### TASK DESCRIPTION
Please transcribe the records precisely; pictures stay out of your copy.

####

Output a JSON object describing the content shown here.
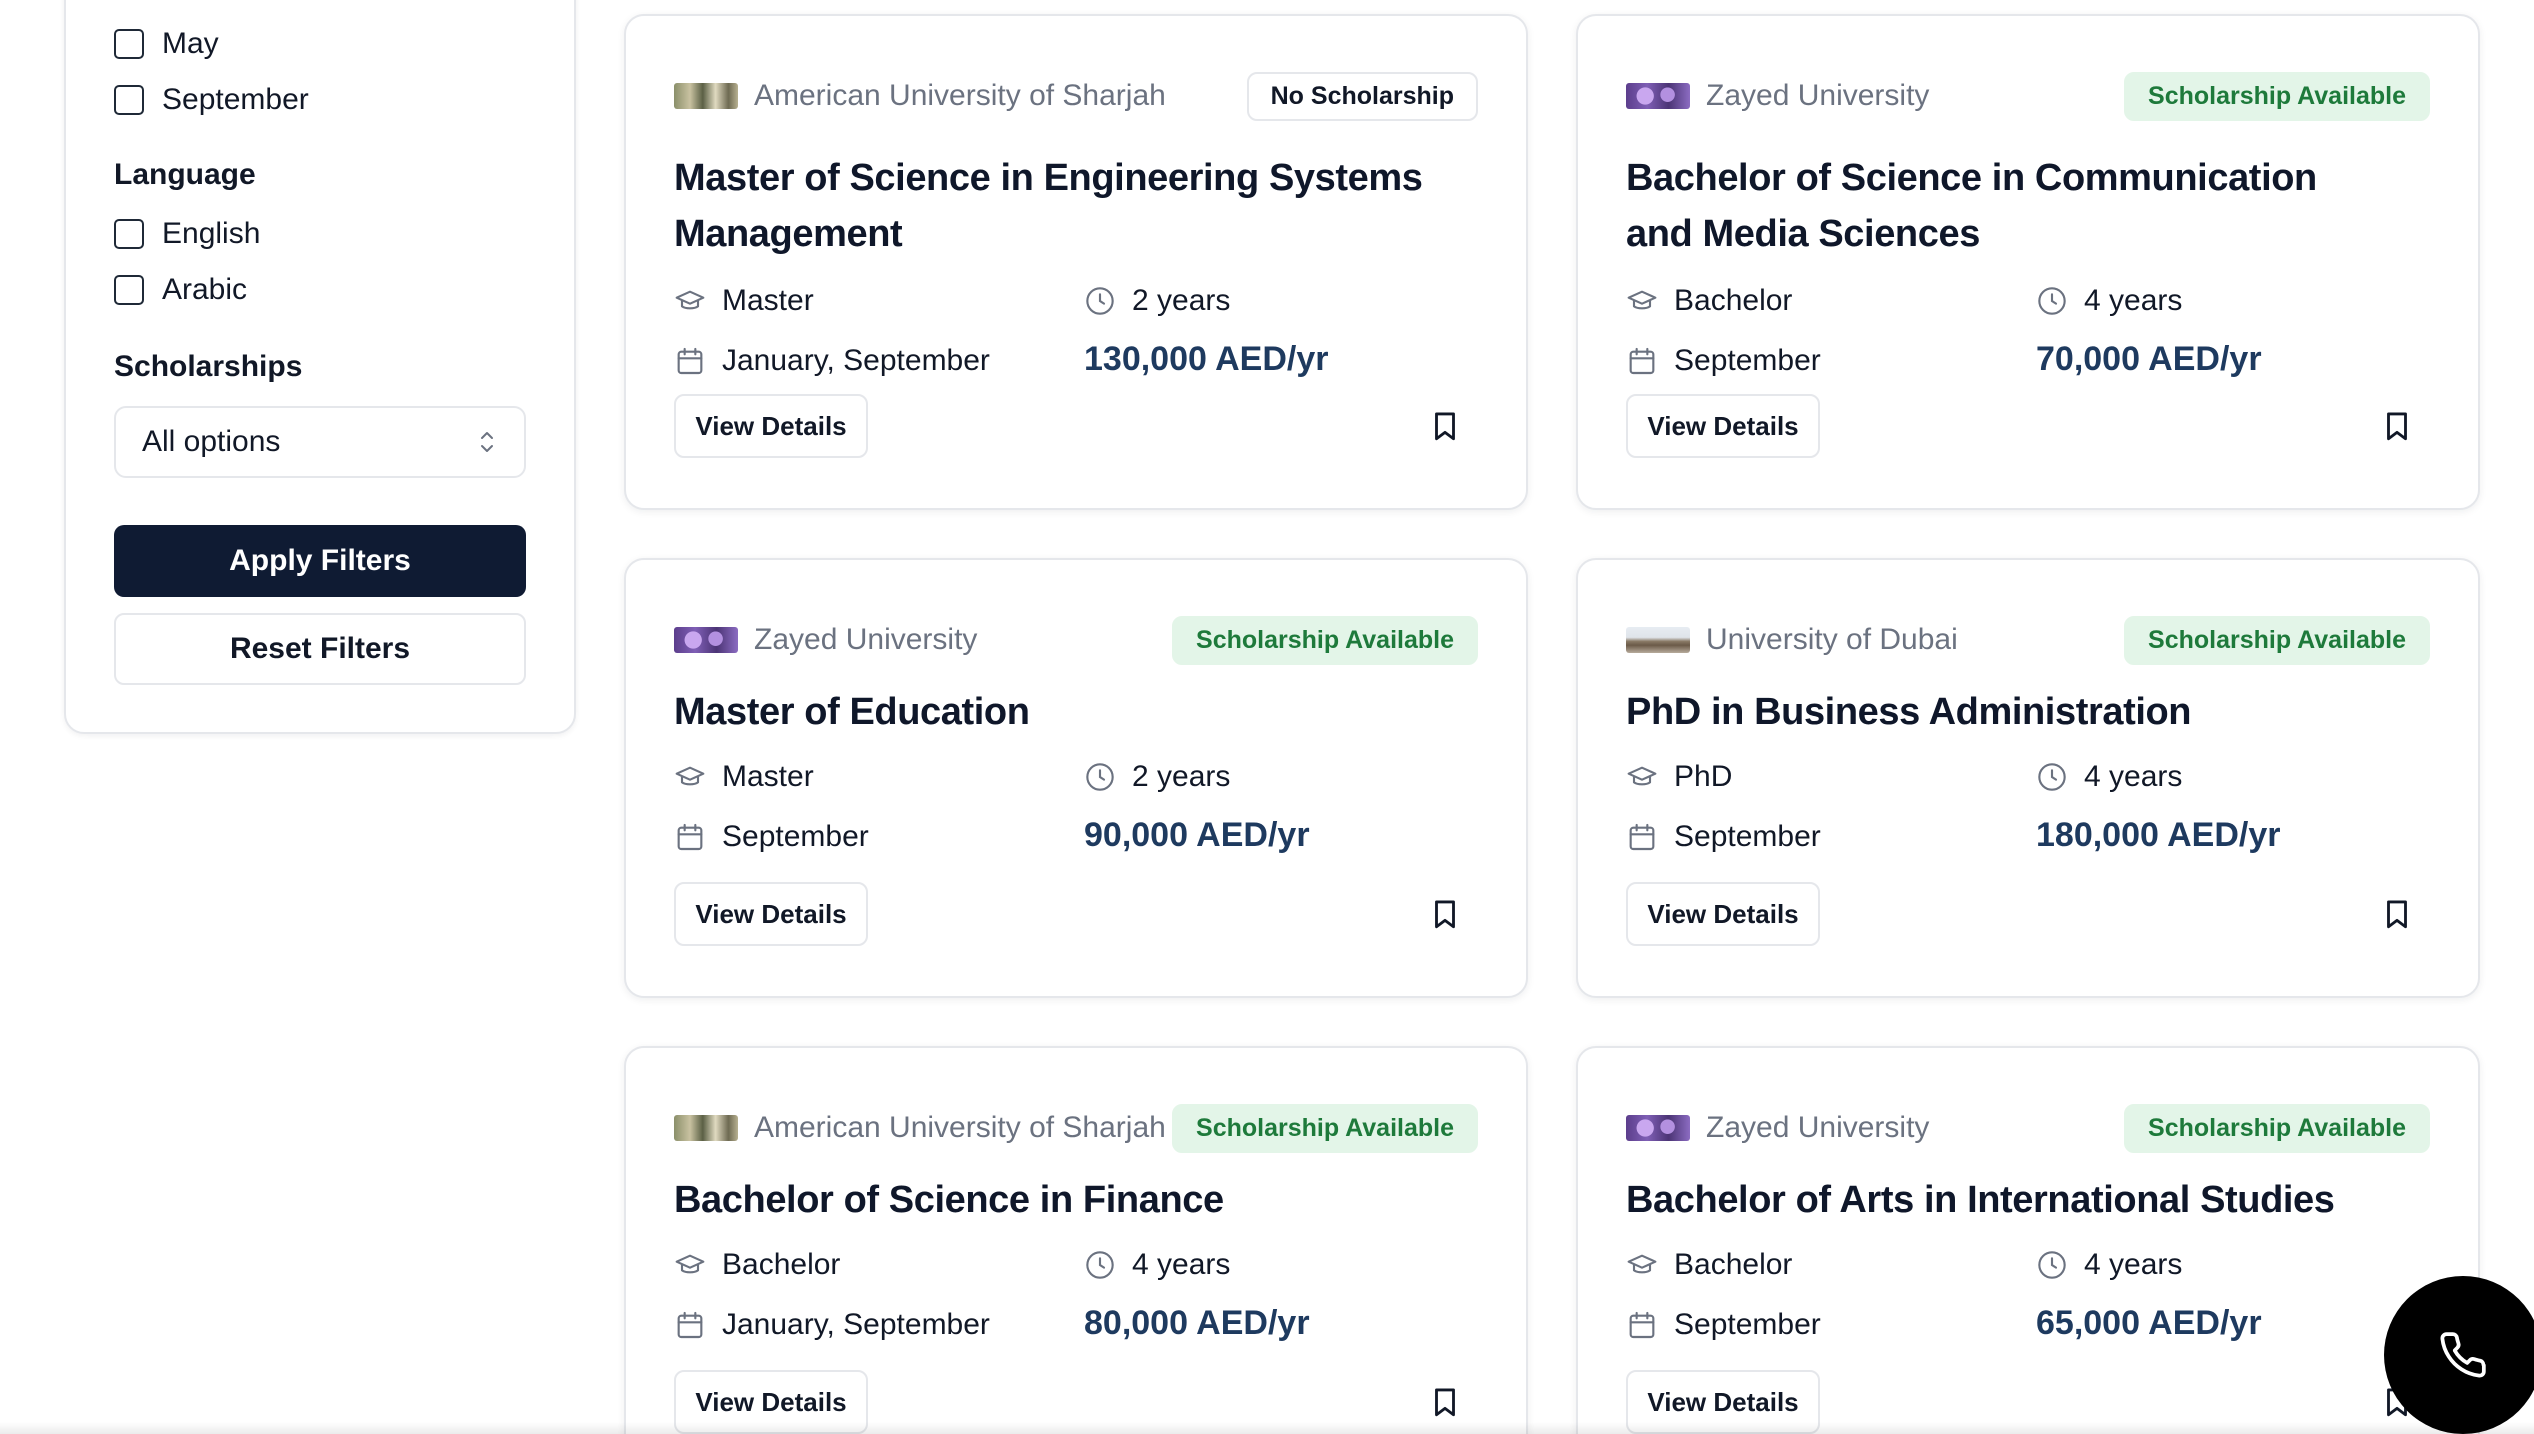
{
  "filters": {
    "intake_options": [
      "May",
      "September"
    ],
    "language": {
      "title": "Language",
      "options": [
        "English",
        "Arabic"
      ]
    },
    "scholarships": {
      "title": "Scholarships",
      "selected": "All options"
    },
    "apply_label": "Apply Filters",
    "reset_label": "Reset Filters"
  },
  "programs": [
    {
      "university": "American University of Sharjah",
      "badge": "No Scholarship",
      "title": "Master of Science in Engineering Systems Management",
      "level": "Master",
      "duration": "2 years",
      "intakes": "January, September",
      "tuition": "130,000 AED/yr",
      "view_label": "View Details"
    },
    {
      "university": "Zayed University",
      "badge": "Scholarship Available",
      "title": "Bachelor of Science in Communication and Media Sciences",
      "level": "Bachelor",
      "duration": "4 years",
      "intakes": "September",
      "tuition": "70,000 AED/yr",
      "view_label": "View Details"
    },
    {
      "university": "Zayed University",
      "badge": "Scholarship Available",
      "title": "Master of Education",
      "level": "Master",
      "duration": "2 years",
      "intakes": "September",
      "tuition": "90,000 AED/yr",
      "view_label": "View Details"
    },
    {
      "university": "University of Dubai",
      "badge": "Scholarship Available",
      "title": "PhD in Business Administration",
      "level": "PhD",
      "duration": "4 years",
      "intakes": "September",
      "tuition": "180,000 AED/yr",
      "view_label": "View Details"
    },
    {
      "university": "American University of Sharjah",
      "badge": "Scholarship Available",
      "title": "Bachelor of Science in Finance",
      "level": "Bachelor",
      "duration": "4 years",
      "intakes": "January, September",
      "tuition": "80,000 AED/yr",
      "view_label": "View Details"
    },
    {
      "university": "Zayed University",
      "badge": "Scholarship Available",
      "title": "Bachelor of Arts in International Studies",
      "level": "Bachelor",
      "duration": "4 years",
      "intakes": "September",
      "tuition": "65,000 AED/yr",
      "view_label": "View Details"
    }
  ],
  "icons": {
    "level": "graduation-cap-icon",
    "duration": "clock-icon",
    "intake": "calendar-icon",
    "save": "bookmark-icon",
    "call": "phone-icon",
    "select": "chevrons-up-down-icon"
  },
  "colors": {
    "primary_button": "#0f1b33",
    "scholarship_badge_bg": "#e3f5e8",
    "scholarship_badge_text": "#1e7a3b",
    "price_text": "#1e3a5f"
  }
}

####

### FINAL RESULT
Output a JSON object describing the content shown here.
{
  "filters": {
    "intake_options": [
      "May",
      "September"
    ],
    "language": {
      "title": "Language",
      "options": [
        "English",
        "Arabic"
      ]
    },
    "scholarships": {
      "title": "Scholarships",
      "selected": "All options"
    },
    "apply_label": "Apply Filters",
    "reset_label": "Reset Filters"
  },
  "programs": [
    {
      "university": "American University of Sharjah",
      "badge": "No Scholarship",
      "title": "Master of Science in Engineering Systems Management",
      "level": "Master",
      "duration": "2 years",
      "intakes": "January, September",
      "tuition": "130,000 AED/yr",
      "view_label": "View Details"
    },
    {
      "university": "Zayed University",
      "badge": "Scholarship Available",
      "title": "Bachelor of Science in Communication and Media Sciences",
      "level": "Bachelor",
      "duration": "4 years",
      "intakes": "September",
      "tuition": "70,000 AED/yr",
      "view_label": "View Details"
    },
    {
      "university": "Zayed University",
      "badge": "Scholarship Available",
      "title": "Master of Education",
      "level": "Master",
      "duration": "2 years",
      "intakes": "September",
      "tuition": "90,000 AED/yr",
      "view_label": "View Details"
    },
    {
      "university": "University of Dubai",
      "badge": "Scholarship Available",
      "title": "PhD in Business Administration",
      "level": "PhD",
      "duration": "4 years",
      "intakes": "September",
      "tuition": "180,000 AED/yr",
      "view_label": "View Details"
    },
    {
      "university": "American University of Sharjah",
      "badge": "Scholarship Available",
      "title": "Bachelor of Science in Finance",
      "level": "Bachelor",
      "duration": "4 years",
      "intakes": "January, September",
      "tuition": "80,000 AED/yr",
      "view_label": "View Details"
    },
    {
      "university": "Zayed University",
      "badge": "Scholarship Available",
      "title": "Bachelor of Arts in International Studies",
      "level": "Bachelor",
      "duration": "4 years",
      "intakes": "September",
      "tuition": "65,000 AED/yr",
      "view_label": "View Details"
    }
  ],
  "icons": {
    "level": "graduation-cap-icon",
    "duration": "clock-icon",
    "intake": "calendar-icon",
    "save": "bookmark-icon",
    "call": "phone-icon",
    "select": "chevrons-up-down-icon"
  },
  "colors": {
    "primary_button": "#0f1b33",
    "scholarship_badge_bg": "#e3f5e8",
    "scholarship_badge_text": "#1e7a3b",
    "price_text": "#1e3a5f"
  }
}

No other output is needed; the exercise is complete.